Copy every line of the listing below word for word, leaving out the pictures.

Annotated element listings

__________________________________________________

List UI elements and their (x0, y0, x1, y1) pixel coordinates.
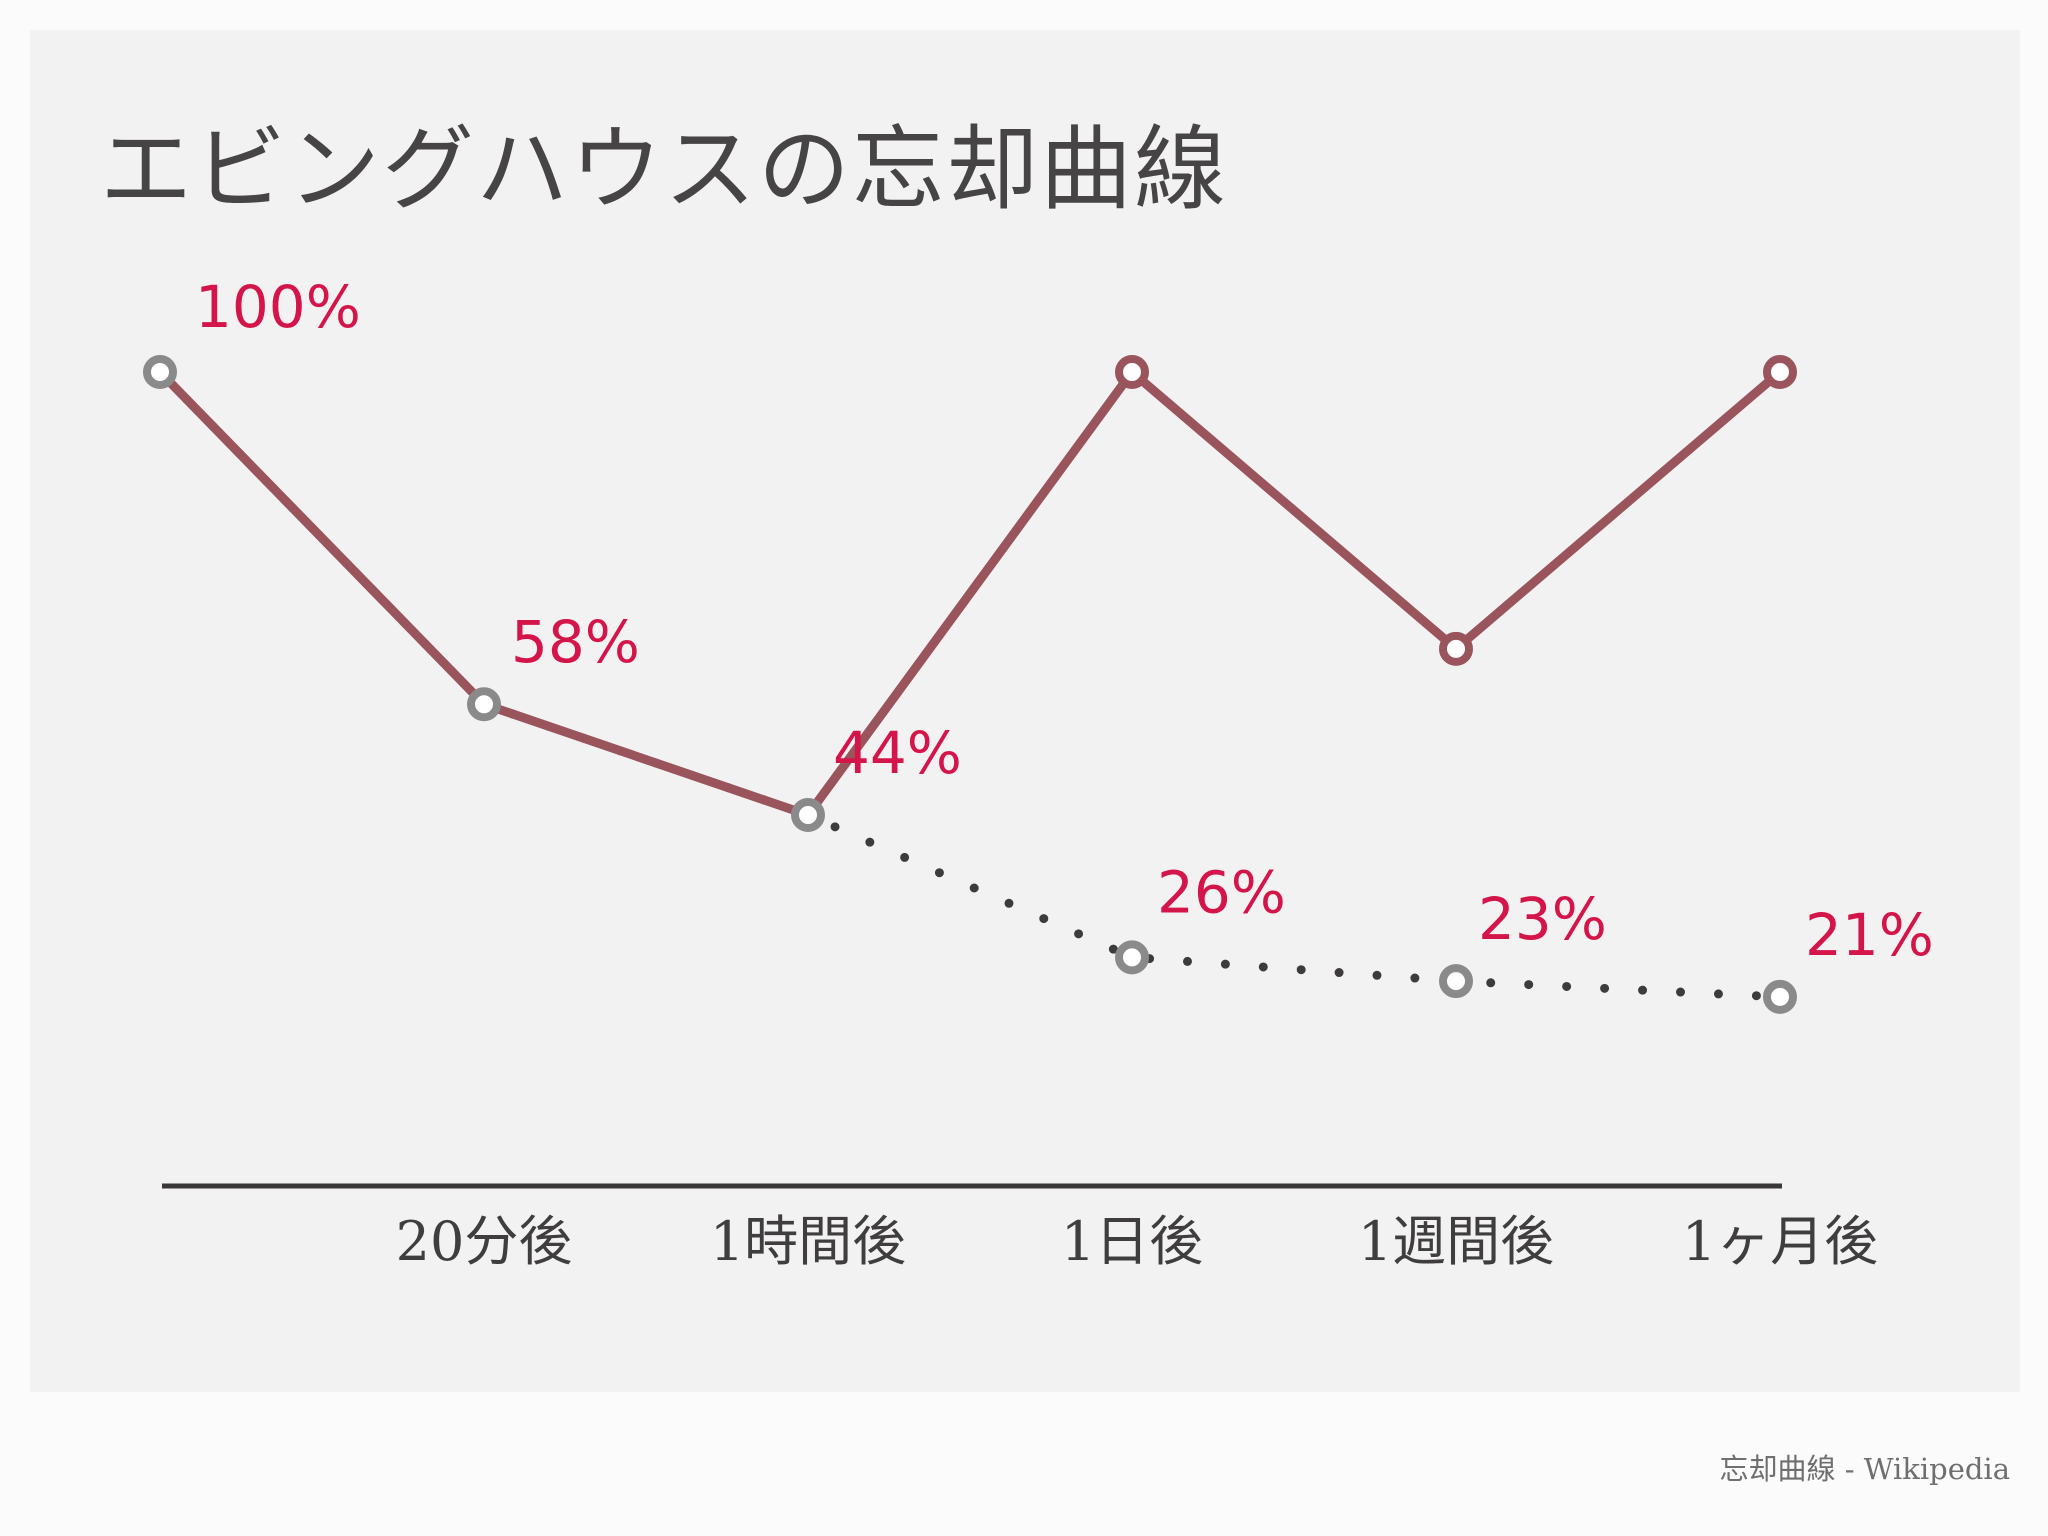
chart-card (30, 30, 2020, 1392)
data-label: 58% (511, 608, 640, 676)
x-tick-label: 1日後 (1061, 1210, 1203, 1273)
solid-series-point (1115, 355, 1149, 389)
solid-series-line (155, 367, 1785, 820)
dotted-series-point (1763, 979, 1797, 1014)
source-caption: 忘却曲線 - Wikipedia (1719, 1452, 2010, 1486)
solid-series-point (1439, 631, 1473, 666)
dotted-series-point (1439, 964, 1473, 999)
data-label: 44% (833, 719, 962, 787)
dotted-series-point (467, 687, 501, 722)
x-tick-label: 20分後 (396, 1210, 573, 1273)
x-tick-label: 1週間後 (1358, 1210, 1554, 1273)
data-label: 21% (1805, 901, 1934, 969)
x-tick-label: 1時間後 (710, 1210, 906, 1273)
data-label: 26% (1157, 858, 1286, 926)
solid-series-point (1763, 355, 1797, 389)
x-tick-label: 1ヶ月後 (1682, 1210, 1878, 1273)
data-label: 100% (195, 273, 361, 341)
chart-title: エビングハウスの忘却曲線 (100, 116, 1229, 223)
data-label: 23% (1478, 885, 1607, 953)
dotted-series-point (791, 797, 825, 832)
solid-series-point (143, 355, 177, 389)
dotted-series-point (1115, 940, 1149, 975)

__________________________________________________

• _Exercise response_
List UI elements and their (x0, y0, x1, y1) pixel coordinates.
chart-card (30, 30, 2020, 1392)
data-label: 58% (511, 608, 640, 676)
x-tick-label: 1日後 (1061, 1210, 1203, 1273)
solid-series-point (1115, 355, 1149, 389)
solid-series-line (155, 367, 1785, 820)
dotted-series-point (1763, 979, 1797, 1014)
source-caption: 忘却曲線 - Wikipedia (1719, 1452, 2010, 1486)
solid-series-point (1439, 631, 1473, 666)
dotted-series-point (1439, 964, 1473, 999)
data-label: 44% (833, 719, 962, 787)
dotted-series-point (467, 687, 501, 722)
x-tick-label: 20分後 (396, 1210, 573, 1273)
x-tick-label: 1週間後 (1358, 1210, 1554, 1273)
data-label: 21% (1805, 901, 1934, 969)
x-tick-label: 1時間後 (710, 1210, 906, 1273)
data-label: 26% (1157, 858, 1286, 926)
solid-series-point (1763, 355, 1797, 389)
x-tick-label: 1ヶ月後 (1682, 1210, 1878, 1273)
data-label: 100% (195, 273, 361, 341)
chart-title: エビングハウスの忘却曲線 (100, 116, 1229, 223)
data-label: 23% (1478, 885, 1607, 953)
dotted-series-point (791, 797, 825, 832)
solid-series-point (143, 355, 177, 389)
dotted-series-point (1115, 940, 1149, 975)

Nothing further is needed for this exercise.